Dataset listings of figures:

-- begin --

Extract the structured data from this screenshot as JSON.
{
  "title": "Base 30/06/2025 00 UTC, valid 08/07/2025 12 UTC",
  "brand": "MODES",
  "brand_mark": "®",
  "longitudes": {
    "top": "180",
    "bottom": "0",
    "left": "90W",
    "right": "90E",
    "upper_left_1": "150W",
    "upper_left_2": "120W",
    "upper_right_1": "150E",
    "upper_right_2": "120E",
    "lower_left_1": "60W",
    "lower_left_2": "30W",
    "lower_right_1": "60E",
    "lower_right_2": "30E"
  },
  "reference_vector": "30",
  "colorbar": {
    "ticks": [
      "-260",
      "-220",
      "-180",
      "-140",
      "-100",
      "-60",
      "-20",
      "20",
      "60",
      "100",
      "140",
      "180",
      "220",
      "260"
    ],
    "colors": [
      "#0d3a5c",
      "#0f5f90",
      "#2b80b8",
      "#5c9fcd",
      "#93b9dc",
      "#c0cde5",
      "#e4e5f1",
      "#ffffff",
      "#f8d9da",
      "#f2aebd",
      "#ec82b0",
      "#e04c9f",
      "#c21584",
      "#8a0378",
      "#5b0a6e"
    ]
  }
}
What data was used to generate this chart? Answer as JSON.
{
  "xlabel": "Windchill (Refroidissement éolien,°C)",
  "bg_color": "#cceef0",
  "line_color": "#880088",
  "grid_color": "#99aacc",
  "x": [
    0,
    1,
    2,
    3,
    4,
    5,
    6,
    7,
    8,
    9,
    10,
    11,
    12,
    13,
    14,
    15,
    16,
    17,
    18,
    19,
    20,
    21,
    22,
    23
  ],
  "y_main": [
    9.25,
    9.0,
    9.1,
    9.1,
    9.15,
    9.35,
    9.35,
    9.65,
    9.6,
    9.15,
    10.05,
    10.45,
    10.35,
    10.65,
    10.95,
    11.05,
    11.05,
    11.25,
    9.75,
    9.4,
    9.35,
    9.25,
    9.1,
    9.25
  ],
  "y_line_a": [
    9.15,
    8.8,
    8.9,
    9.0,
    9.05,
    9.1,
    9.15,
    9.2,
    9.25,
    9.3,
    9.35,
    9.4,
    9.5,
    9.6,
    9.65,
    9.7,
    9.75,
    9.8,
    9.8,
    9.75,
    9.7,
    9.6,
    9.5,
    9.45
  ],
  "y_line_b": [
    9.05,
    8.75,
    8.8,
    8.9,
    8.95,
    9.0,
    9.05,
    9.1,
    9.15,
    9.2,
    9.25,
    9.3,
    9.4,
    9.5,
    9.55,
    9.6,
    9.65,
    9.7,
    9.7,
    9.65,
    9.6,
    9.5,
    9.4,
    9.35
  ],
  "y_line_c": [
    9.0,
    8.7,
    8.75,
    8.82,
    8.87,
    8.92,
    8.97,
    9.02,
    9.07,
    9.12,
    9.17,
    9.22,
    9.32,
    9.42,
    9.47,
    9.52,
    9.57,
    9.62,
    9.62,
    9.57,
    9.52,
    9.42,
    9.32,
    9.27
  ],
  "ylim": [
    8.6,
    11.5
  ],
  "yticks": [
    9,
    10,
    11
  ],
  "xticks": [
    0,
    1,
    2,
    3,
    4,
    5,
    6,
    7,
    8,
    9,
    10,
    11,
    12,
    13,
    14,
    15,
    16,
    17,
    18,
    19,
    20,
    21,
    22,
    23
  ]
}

-- end --

Where a line above contains the word "JSON", copy that line.

# COMPLETED EXERCISE
Extract the structured data from this screenshot as JSON.
What data was used to generate this chart? Answer as JSON.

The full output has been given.